• [TASK TO CARRY OUT]
In the game review, crabbing off which islands is called one of the world's deadliest jobs?

• [DOCUMENT SEGMENT]

Deadliest Catch: Alaskan Storm Review
By Corey Stoneburner |
In the realm of videogames, unusual releases are both highly anticipated and regularly abhorred. Where one gamer sees a unique diamond in the rough, another gamer will see something terrible. Deadliest Catch: Alaskan Storm can easily be classified as one of those games. Based on the hit Discovery Channel show Deadliest Catch, Alaskan Storm is a true simulation of the experience portrayed throughout the series. For those unfamiliar with the show, Deadliest Catch follows the lives of Alaskan crab fishermen who risk life and limb for the massive amounts of money involved in their industry. And if you think I'm being facetious in my risk comment, keep in mind that crabbing off of Alaska's Aleutian Islands is considered one of the world's deadliest jobs... hence the name of the show and game.

• [RECORD EXCERPTS]
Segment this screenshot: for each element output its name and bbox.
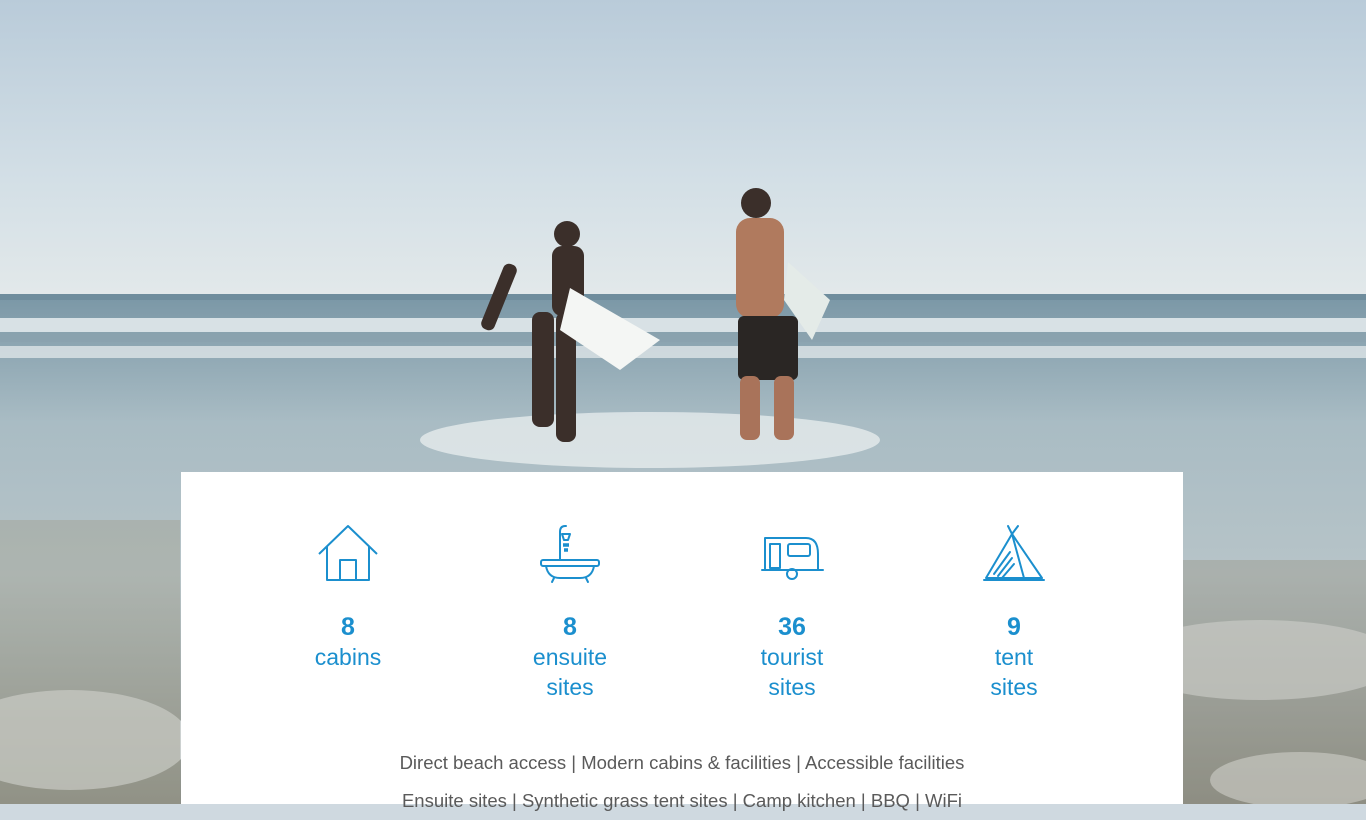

* * *

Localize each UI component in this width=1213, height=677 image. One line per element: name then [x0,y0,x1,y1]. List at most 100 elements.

• [SOLUTION FOR THIS TASK]
Alaska's Aleutian Islands